▶ WHAT IS REQUIRED
Can you transcribe the data exactly? Leave the pictures out.

▶ RECORD EXCERPTS
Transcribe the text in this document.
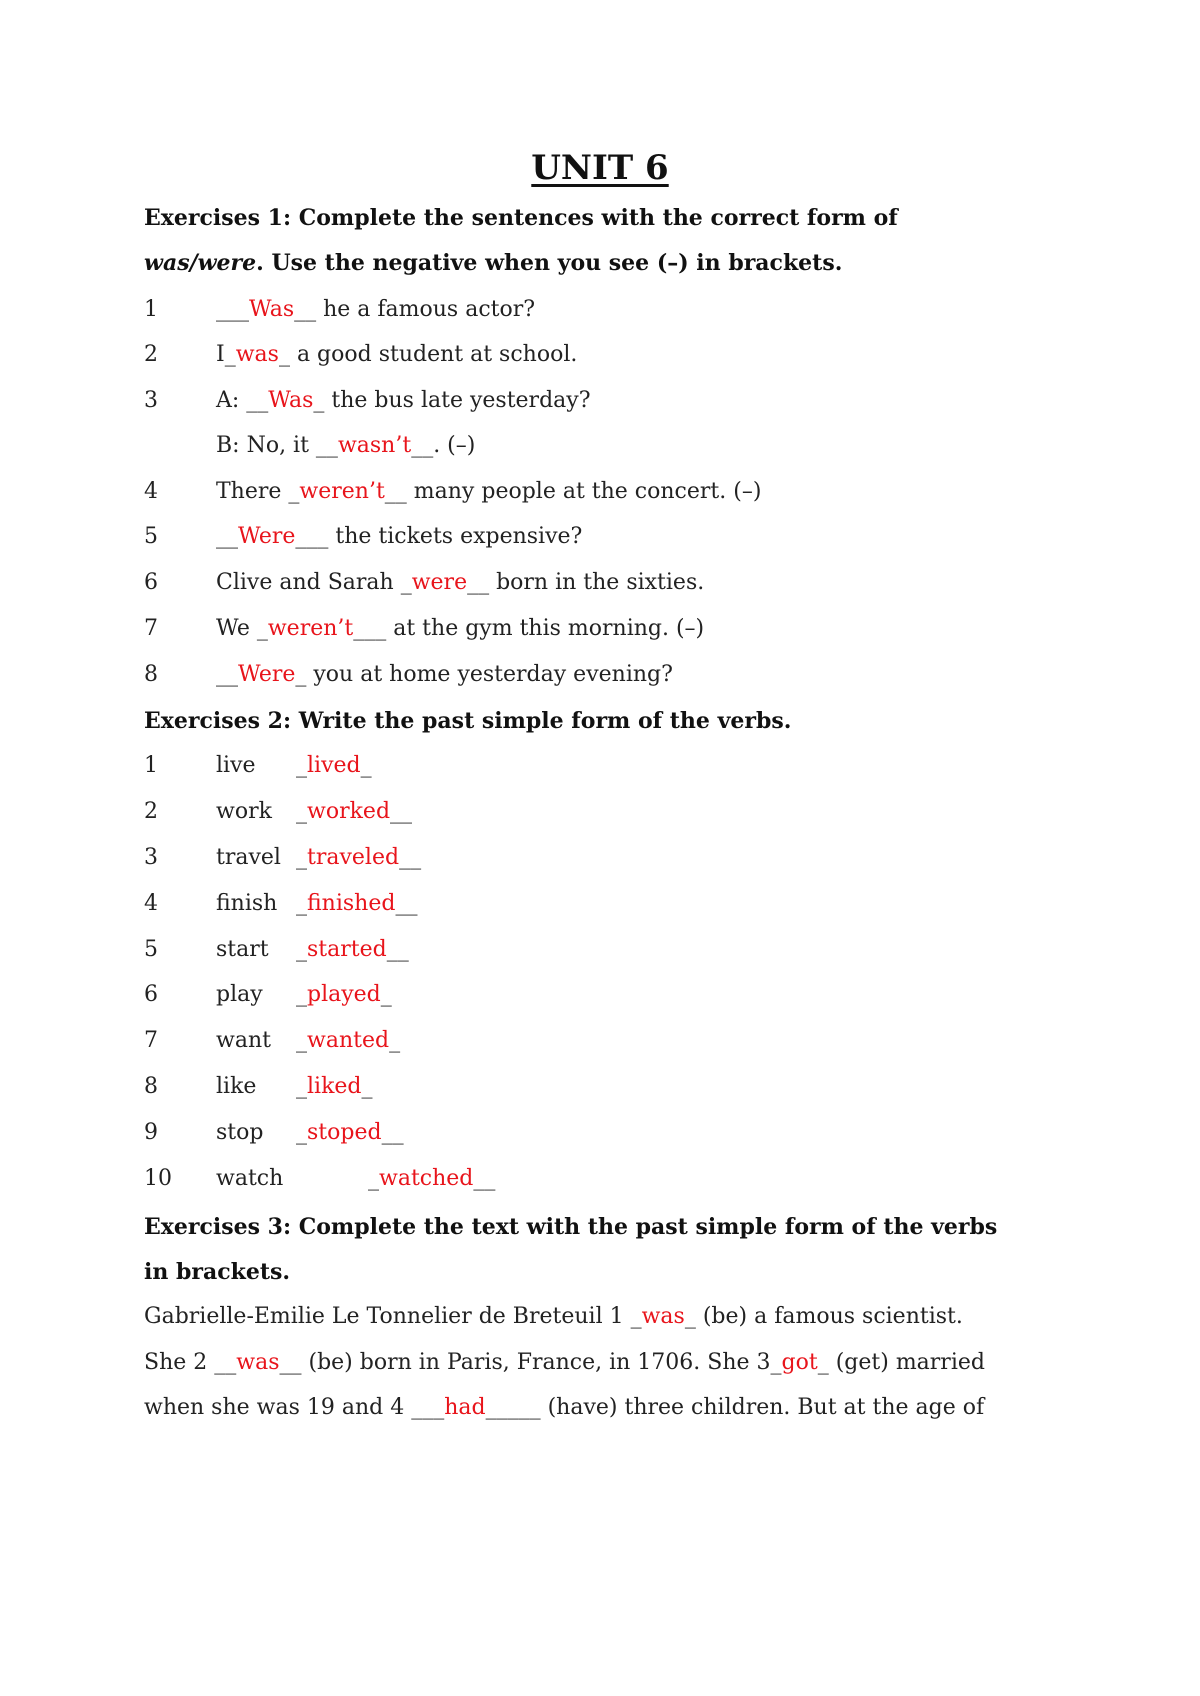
UNIT 6
Exercises 1: Complete the sentences with the correct form of
was/were. Use the negative when you see (–) in brackets.
1	___Was__ he a famous actor?
2	I_was_ a good student at school.
3	A: __Was_ the bus late yesterday?
B: No, it __wasn’t__. (–)
4	There _weren’t__ many people at the concert. (–)
5	__Were___ the tickets expensive?
6	Clive and Sarah _were__ born in the sixties.
7	We _weren’t___ at the gym this morning. (–)
8	__Were_ you at home yesterday evening?
Exercises 2: Write the past simple form of the verbs.
1	live _lived_
2	work _worked__
3	travel _traveled__
4	finish _finished__
5	start _started__
6	play _played_
7	want _wanted_
8	like _liked_
9	stop _stoped__
10 watch	_watched__
Exercises 3: Complete the text with the past simple form of the verbs
in brackets.
Gabrielle-Emilie Le Tonnelier de Breteuil 1 _was_ (be) a famous scientist.
She 2 __was__ (be) born in Paris, France, in 1706. She 3_got_ (get) married
when she was 19 and 4 ___had_____ (have) three children. But at the age of
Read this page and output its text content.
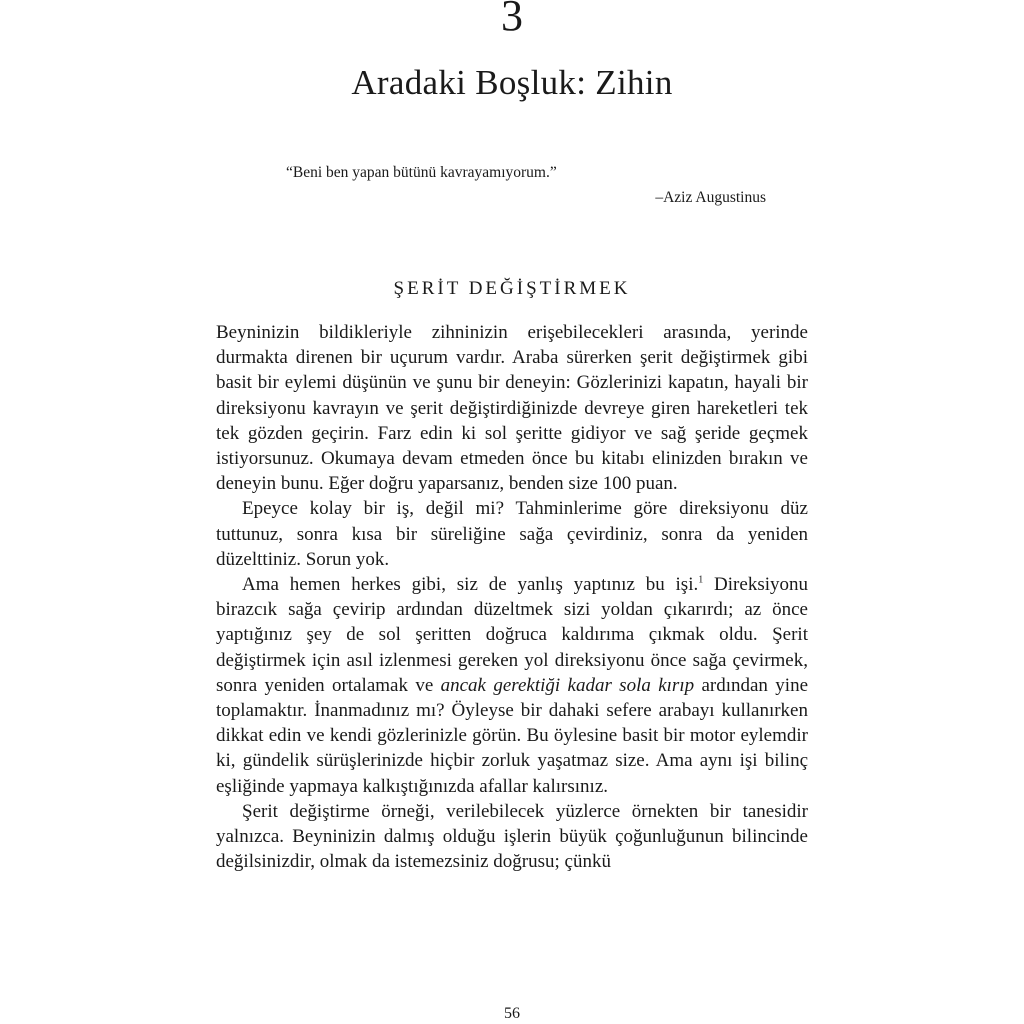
3
Aradaki Boşluk: Zihin
“Beni ben yapan bütünü kavrayamıyorum.”
–Aziz Augustinus
ŞERİT DEĞİŞTİRMEK

Beyninizin bildikleriyle zihninizin erişebilecekleri arasında, yerinde durmakta direnen bir uçurum vardır. Araba sürerken şerit değiştirmek gibi basit bir eylemi düşünün ve şunu bir deneyin: Gözlerinizi kapatın, hayali bir direksiyonu kavrayın ve şerit değiştirdiğinizde devreye giren hareketleri tek tek gözden geçirin. Farz edin ki sol şeritte gidiyor ve sağ şeride geçmek istiyorsunuz. Okumaya devam etmeden önce bu kitabı elinizden bırakın ve deneyin bunu. Eğer doğru yaparsanız, benden size 100 puan.

Epeyce kolay bir iş, değil mi? Tahminlerime göre direksiyonu düz tuttunuz, sonra kısa bir süreliğine sağa çevirdiniz, sonra da yeniden düzelttiniz. Sorun yok.

Ama hemen herkes gibi, siz de yanlış yaptınız bu işi.$^1$ Direksiyonu birazcık sağa çevirip ardından düzeltmek sizi yoldan çıkarırdı; az önce yaptığınız şey de sol şeritten doğruca kaldırıma çıkmak oldu. Şerit değiştirmek için asıl izlenmesi gereken yol direksiyonu önce sağa çevirmek, sonra yeniden ortalamak ve ancak gerektiği kadar sola kırıp ardından yine toplamaktır. İnanmadınız mı? Öyleyse bir dahaki sefere arabayı kullanırken dikkat edin ve kendi gözlerinizle görün. Bu öylesine basit bir motor eylemdir ki, gündelik sürüşlerinizde hiçbir zorluk yaşatmaz size. Ama aynı işi bilinç eşliğinde yapmaya kalkıştığınızda afallar kalırsınız.

Şerit değiştirme örneği, verilebilecek yüzlerce örnekten bir tanesidir yalnızca. Beyninizin dalmış olduğu işlerin büyük çoğunluğunun bilincinde değilsinizdir, olmak da istemezsiniz doğrusu; çünkü

56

▶ RESULT FOR THIS EXERCISE
Transcribe the text in this document.
UNIT 6
Exercises 1: Complete the sentences with the correct form of
was/were. Use the negative when you see (–) in brackets.
1	___Was__ he a famous actor?
2	I_was_ a good student at school.
3	A: __Was_ the bus late yesterday?
B: No, it __wasn’t__. (–)
4	There _weren’t__ many people at the concert. (–)
5	__Were___ the tickets expensive?
6	Clive and Sarah _were__ born in the sixties.
7	We _weren’t___ at the gym this morning. (–)
8	__Were_ you at home yesterday evening?
Exercises 2: Write the past simple form of the verbs.
1	live _lived_
2	work _worked__
3	travel _traveled__
4	finish _finished__
5	start _started__
6	play _played_
7	want _wanted_
8	like _liked_
9	stop _stoped__
10 watch	_watched__
Exercises 3: Complete the text with the past simple form of the verbs
in brackets.
Gabrielle-Emilie Le Tonnelier de Breteuil 1 _was_ (be) a famous scientist.
She 2 __was__ (be) born in Paris, France, in 1706. She 3_got_ (get) married
when she was 19 and 4 ___had_____ (have) three children. But at the age of
Read this page and output its text content.
3
Aradaki Boşluk: Zihin
“Beni ben yapan bütünü kavrayamıyorum.”
–Aziz Augustinus
ŞERİT DEĞİŞTİRMEK

Beyninizin bildikleriyle zihninizin erişebilecekleri arasında, yerinde durmakta direnen bir uçurum vardır. Araba sürerken şerit değiştirmek gibi basit bir eylemi düşünün ve şunu bir deneyin: Gözlerinizi kapatın, hayali bir direksiyonu kavrayın ve şerit değiştirdiğinizde devreye giren hareketleri tek tek gözden geçirin. Farz edin ki sol şeritte gidiyor ve sağ şeride geçmek istiyorsunuz. Okumaya devam etmeden önce bu kitabı elinizden bırakın ve deneyin bunu. Eğer doğru yaparsanız, benden size 100 puan.

Epeyce kolay bir iş, değil mi? Tahminlerime göre direksiyonu düz tuttunuz, sonra kısa bir süreliğine sağa çevirdiniz, sonra da yeniden düzelttiniz. Sorun yok.

Ama hemen herkes gibi, siz de yanlış yaptınız bu işi.$^1$ Direksiyonu birazcık sağa çevirip ardından düzeltmek sizi yoldan çıkarırdı; az önce yaptığınız şey de sol şeritten doğruca kaldırıma çıkmak oldu. Şerit değiştirmek için asıl izlenmesi gereken yol direksiyonu önce sağa çevirmek, sonra yeniden ortalamak ve ancak gerektiği kadar sola kırıp ardından yine toplamaktır. İnanmadınız mı? Öyleyse bir dahaki sefere arabayı kullanırken dikkat edin ve kendi gözlerinizle görün. Bu öylesine basit bir motor eylemdir ki, gündelik sürüşlerinizde hiçbir zorluk yaşatmaz size. Ama aynı işi bilinç eşliğinde yapmaya kalkıştığınızda afallar kalırsınız.

Şerit değiştirme örneği, verilebilecek yüzlerce örnekten bir tanesidir yalnızca. Beyninizin dalmış olduğu işlerin büyük çoğunluğunun bilincinde değilsinizdir, olmak da istemezsiniz doğrusu; çünkü

56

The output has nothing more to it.